What to work on - Set down all of the data exactly as it appears.

Given information -
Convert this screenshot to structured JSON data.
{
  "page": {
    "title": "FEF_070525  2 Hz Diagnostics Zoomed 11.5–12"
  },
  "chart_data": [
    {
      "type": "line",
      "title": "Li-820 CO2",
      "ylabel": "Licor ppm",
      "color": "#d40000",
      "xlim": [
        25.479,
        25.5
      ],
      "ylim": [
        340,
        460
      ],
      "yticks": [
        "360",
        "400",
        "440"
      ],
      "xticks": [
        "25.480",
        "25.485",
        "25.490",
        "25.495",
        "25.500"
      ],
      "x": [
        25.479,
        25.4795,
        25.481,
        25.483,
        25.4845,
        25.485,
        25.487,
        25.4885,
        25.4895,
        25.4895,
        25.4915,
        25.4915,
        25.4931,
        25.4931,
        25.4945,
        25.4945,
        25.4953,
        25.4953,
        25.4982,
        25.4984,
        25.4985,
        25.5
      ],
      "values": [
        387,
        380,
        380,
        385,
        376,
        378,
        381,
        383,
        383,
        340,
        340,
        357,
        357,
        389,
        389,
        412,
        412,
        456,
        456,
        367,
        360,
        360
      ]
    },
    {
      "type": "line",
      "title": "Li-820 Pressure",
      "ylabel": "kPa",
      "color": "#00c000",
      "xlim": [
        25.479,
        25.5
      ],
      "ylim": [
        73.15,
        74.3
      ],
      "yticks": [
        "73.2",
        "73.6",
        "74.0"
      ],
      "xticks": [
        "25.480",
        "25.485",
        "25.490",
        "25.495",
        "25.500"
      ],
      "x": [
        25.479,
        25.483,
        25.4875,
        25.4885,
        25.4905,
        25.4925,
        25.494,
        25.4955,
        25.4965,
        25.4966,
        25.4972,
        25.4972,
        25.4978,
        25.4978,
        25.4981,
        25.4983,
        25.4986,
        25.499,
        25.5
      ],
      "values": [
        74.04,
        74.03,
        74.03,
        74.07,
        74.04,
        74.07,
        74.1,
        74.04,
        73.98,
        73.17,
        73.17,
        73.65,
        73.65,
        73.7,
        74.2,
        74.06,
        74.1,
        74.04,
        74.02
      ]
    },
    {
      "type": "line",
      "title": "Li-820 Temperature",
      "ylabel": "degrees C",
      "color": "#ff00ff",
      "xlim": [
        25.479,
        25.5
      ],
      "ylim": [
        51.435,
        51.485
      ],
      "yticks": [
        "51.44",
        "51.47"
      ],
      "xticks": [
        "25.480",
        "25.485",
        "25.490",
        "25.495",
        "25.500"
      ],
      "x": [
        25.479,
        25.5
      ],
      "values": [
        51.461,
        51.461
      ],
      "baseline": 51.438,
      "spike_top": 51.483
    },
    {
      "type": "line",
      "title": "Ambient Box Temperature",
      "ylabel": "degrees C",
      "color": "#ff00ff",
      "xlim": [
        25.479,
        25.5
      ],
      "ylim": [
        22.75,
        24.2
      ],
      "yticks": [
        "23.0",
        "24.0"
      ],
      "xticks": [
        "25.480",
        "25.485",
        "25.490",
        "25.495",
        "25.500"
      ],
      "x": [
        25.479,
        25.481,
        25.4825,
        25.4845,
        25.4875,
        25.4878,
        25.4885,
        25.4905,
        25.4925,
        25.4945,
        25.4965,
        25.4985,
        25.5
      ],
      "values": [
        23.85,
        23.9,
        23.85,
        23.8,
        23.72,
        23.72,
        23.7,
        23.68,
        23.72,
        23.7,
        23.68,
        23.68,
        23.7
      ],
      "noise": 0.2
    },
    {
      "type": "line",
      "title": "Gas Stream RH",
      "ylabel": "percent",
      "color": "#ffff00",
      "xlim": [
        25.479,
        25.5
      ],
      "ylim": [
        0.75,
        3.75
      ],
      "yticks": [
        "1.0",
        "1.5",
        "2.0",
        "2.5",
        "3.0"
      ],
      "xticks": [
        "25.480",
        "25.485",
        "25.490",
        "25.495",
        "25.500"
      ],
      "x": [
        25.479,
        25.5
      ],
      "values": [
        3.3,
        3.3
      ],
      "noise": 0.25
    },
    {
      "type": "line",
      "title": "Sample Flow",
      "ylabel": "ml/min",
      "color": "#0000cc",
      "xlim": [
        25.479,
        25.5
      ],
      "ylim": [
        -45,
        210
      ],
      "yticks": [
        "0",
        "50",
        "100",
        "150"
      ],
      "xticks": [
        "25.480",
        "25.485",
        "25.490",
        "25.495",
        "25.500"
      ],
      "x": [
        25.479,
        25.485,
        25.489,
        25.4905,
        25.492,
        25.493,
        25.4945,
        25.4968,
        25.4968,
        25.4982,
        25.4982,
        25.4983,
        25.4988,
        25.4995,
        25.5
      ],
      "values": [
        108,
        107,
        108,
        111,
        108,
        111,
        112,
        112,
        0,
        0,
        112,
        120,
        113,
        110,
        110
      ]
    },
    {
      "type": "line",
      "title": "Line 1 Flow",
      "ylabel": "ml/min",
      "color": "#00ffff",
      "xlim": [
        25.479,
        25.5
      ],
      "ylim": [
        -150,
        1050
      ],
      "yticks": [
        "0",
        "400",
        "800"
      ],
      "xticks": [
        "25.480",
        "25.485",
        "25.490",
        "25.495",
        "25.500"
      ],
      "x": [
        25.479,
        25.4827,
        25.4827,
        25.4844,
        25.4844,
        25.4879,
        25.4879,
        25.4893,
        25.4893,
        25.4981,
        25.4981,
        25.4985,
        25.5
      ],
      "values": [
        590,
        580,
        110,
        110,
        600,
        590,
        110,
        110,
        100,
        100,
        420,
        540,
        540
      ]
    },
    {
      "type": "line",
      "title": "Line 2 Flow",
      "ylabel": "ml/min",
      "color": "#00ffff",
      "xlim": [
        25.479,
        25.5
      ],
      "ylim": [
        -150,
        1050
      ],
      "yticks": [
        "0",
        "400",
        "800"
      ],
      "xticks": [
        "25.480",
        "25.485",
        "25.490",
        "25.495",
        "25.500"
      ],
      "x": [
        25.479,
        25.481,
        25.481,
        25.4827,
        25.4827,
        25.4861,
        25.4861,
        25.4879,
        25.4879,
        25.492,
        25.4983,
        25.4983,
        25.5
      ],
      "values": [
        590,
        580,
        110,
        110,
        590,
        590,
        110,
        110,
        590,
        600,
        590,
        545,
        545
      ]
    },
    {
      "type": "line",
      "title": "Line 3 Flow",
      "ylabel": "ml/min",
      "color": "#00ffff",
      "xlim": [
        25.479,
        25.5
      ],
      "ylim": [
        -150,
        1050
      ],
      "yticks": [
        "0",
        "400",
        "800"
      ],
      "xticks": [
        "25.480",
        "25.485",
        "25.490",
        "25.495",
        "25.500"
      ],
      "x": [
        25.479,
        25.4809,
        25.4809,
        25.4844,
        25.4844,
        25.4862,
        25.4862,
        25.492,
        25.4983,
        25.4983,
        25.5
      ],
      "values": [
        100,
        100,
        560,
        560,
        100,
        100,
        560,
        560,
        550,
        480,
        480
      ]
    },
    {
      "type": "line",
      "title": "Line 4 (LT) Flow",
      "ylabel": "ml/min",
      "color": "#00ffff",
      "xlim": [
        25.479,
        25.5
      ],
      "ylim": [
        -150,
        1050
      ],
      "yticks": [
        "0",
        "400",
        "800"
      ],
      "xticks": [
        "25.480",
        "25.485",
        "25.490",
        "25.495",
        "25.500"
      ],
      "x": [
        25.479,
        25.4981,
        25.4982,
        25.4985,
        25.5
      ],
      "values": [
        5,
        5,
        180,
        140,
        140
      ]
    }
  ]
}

Solution for this task -
Convert this screenshot to structured JSON data.
{
  "page": {
    "title": "FEF_070525  2 Hz Diagnostics Zoomed 11.5–12"
  },
  "chart_data": [
    {
      "type": "line",
      "title": "Li-820 CO2",
      "ylabel": "Licor ppm",
      "color": "#d40000",
      "xlim": [
        25.479,
        25.5
      ],
      "ylim": [
        340,
        460
      ],
      "yticks": [
        "360",
        "400",
        "440"
      ],
      "xticks": [
        "25.480",
        "25.485",
        "25.490",
        "25.495",
        "25.500"
      ],
      "x": [
        25.479,
        25.4795,
        25.481,
        25.483,
        25.4845,
        25.485,
        25.487,
        25.4885,
        25.4895,
        25.4895,
        25.4915,
        25.4915,
        25.4931,
        25.4931,
        25.4945,
        25.4945,
        25.4953,
        25.4953,
        25.4982,
        25.4984,
        25.4985,
        25.5
      ],
      "values": [
        387,
        380,
        380,
        385,
        376,
        378,
        381,
        383,
        383,
        340,
        340,
        357,
        357,
        389,
        389,
        412,
        412,
        456,
        456,
        367,
        360,
        360
      ]
    },
    {
      "type": "line",
      "title": "Li-820 Pressure",
      "ylabel": "kPa",
      "color": "#00c000",
      "xlim": [
        25.479,
        25.5
      ],
      "ylim": [
        73.15,
        74.3
      ],
      "yticks": [
        "73.2",
        "73.6",
        "74.0"
      ],
      "xticks": [
        "25.480",
        "25.485",
        "25.490",
        "25.495",
        "25.500"
      ],
      "x": [
        25.479,
        25.483,
        25.4875,
        25.4885,
        25.4905,
        25.4925,
        25.494,
        25.4955,
        25.4965,
        25.4966,
        25.4972,
        25.4972,
        25.4978,
        25.4978,
        25.4981,
        25.4983,
        25.4986,
        25.499,
        25.5
      ],
      "values": [
        74.04,
        74.03,
        74.03,
        74.07,
        74.04,
        74.07,
        74.1,
        74.04,
        73.98,
        73.17,
        73.17,
        73.65,
        73.65,
        73.7,
        74.2,
        74.06,
        74.1,
        74.04,
        74.02
      ]
    },
    {
      "type": "line",
      "title": "Li-820 Temperature",
      "ylabel": "degrees C",
      "color": "#ff00ff",
      "xlim": [
        25.479,
        25.5
      ],
      "ylim": [
        51.435,
        51.485
      ],
      "yticks": [
        "51.44",
        "51.47"
      ],
      "xticks": [
        "25.480",
        "25.485",
        "25.490",
        "25.495",
        "25.500"
      ],
      "x": [
        25.479,
        25.5
      ],
      "values": [
        51.461,
        51.461
      ],
      "baseline": 51.438,
      "spike_top": 51.483
    },
    {
      "type": "line",
      "title": "Ambient Box Temperature",
      "ylabel": "degrees C",
      "color": "#ff00ff",
      "xlim": [
        25.479,
        25.5
      ],
      "ylim": [
        22.75,
        24.2
      ],
      "yticks": [
        "23.0",
        "24.0"
      ],
      "xticks": [
        "25.480",
        "25.485",
        "25.490",
        "25.495",
        "25.500"
      ],
      "x": [
        25.479,
        25.481,
        25.4825,
        25.4845,
        25.4875,
        25.4878,
        25.4885,
        25.4905,
        25.4925,
        25.4945,
        25.4965,
        25.4985,
        25.5
      ],
      "values": [
        23.85,
        23.9,
        23.85,
        23.8,
        23.72,
        23.72,
        23.7,
        23.68,
        23.72,
        23.7,
        23.68,
        23.68,
        23.7
      ],
      "noise": 0.2
    },
    {
      "type": "line",
      "title": "Gas Stream RH",
      "ylabel": "percent",
      "color": "#ffff00",
      "xlim": [
        25.479,
        25.5
      ],
      "ylim": [
        0.75,
        3.75
      ],
      "yticks": [
        "1.0",
        "1.5",
        "2.0",
        "2.5",
        "3.0"
      ],
      "xticks": [
        "25.480",
        "25.485",
        "25.490",
        "25.495",
        "25.500"
      ],
      "x": [
        25.479,
        25.5
      ],
      "values": [
        3.3,
        3.3
      ],
      "noise": 0.25
    },
    {
      "type": "line",
      "title": "Sample Flow",
      "ylabel": "ml/min",
      "color": "#0000cc",
      "xlim": [
        25.479,
        25.5
      ],
      "ylim": [
        -45,
        210
      ],
      "yticks": [
        "0",
        "50",
        "100",
        "150"
      ],
      "xticks": [
        "25.480",
        "25.485",
        "25.490",
        "25.495",
        "25.500"
      ],
      "x": [
        25.479,
        25.485,
        25.489,
        25.4905,
        25.492,
        25.493,
        25.4945,
        25.4968,
        25.4968,
        25.4982,
        25.4982,
        25.4983,
        25.4988,
        25.4995,
        25.5
      ],
      "values": [
        108,
        107,
        108,
        111,
        108,
        111,
        112,
        112,
        0,
        0,
        112,
        120,
        113,
        110,
        110
      ]
    },
    {
      "type": "line",
      "title": "Line 1 Flow",
      "ylabel": "ml/min",
      "color": "#00ffff",
      "xlim": [
        25.479,
        25.5
      ],
      "ylim": [
        -150,
        1050
      ],
      "yticks": [
        "0",
        "400",
        "800"
      ],
      "xticks": [
        "25.480",
        "25.485",
        "25.490",
        "25.495",
        "25.500"
      ],
      "x": [
        25.479,
        25.4827,
        25.4827,
        25.4844,
        25.4844,
        25.4879,
        25.4879,
        25.4893,
        25.4893,
        25.4981,
        25.4981,
        25.4985,
        25.5
      ],
      "values": [
        590,
        580,
        110,
        110,
        600,
        590,
        110,
        110,
        100,
        100,
        420,
        540,
        540
      ]
    },
    {
      "type": "line",
      "title": "Line 2 Flow",
      "ylabel": "ml/min",
      "color": "#00ffff",
      "xlim": [
        25.479,
        25.5
      ],
      "ylim": [
        -150,
        1050
      ],
      "yticks": [
        "0",
        "400",
        "800"
      ],
      "xticks": [
        "25.480",
        "25.485",
        "25.490",
        "25.495",
        "25.500"
      ],
      "x": [
        25.479,
        25.481,
        25.481,
        25.4827,
        25.4827,
        25.4861,
        25.4861,
        25.4879,
        25.4879,
        25.492,
        25.4983,
        25.4983,
        25.5
      ],
      "values": [
        590,
        580,
        110,
        110,
        590,
        590,
        110,
        110,
        590,
        600,
        590,
        545,
        545
      ]
    },
    {
      "type": "line",
      "title": "Line 3 Flow",
      "ylabel": "ml/min",
      "color": "#00ffff",
      "xlim": [
        25.479,
        25.5
      ],
      "ylim": [
        -150,
        1050
      ],
      "yticks": [
        "0",
        "400",
        "800"
      ],
      "xticks": [
        "25.480",
        "25.485",
        "25.490",
        "25.495",
        "25.500"
      ],
      "x": [
        25.479,
        25.4809,
        25.4809,
        25.4844,
        25.4844,
        25.4862,
        25.4862,
        25.492,
        25.4983,
        25.4983,
        25.5
      ],
      "values": [
        100,
        100,
        560,
        560,
        100,
        100,
        560,
        560,
        550,
        480,
        480
      ]
    },
    {
      "type": "line",
      "title": "Line 4 (LT) Flow",
      "ylabel": "ml/min",
      "color": "#00ffff",
      "xlim": [
        25.479,
        25.5
      ],
      "ylim": [
        -150,
        1050
      ],
      "yticks": [
        "0",
        "400",
        "800"
      ],
      "xticks": [
        "25.480",
        "25.485",
        "25.490",
        "25.495",
        "25.500"
      ],
      "x": [
        25.479,
        25.4981,
        25.4982,
        25.4985,
        25.5
      ],
      "values": [
        5,
        5,
        180,
        140,
        140
      ]
    }
  ]
}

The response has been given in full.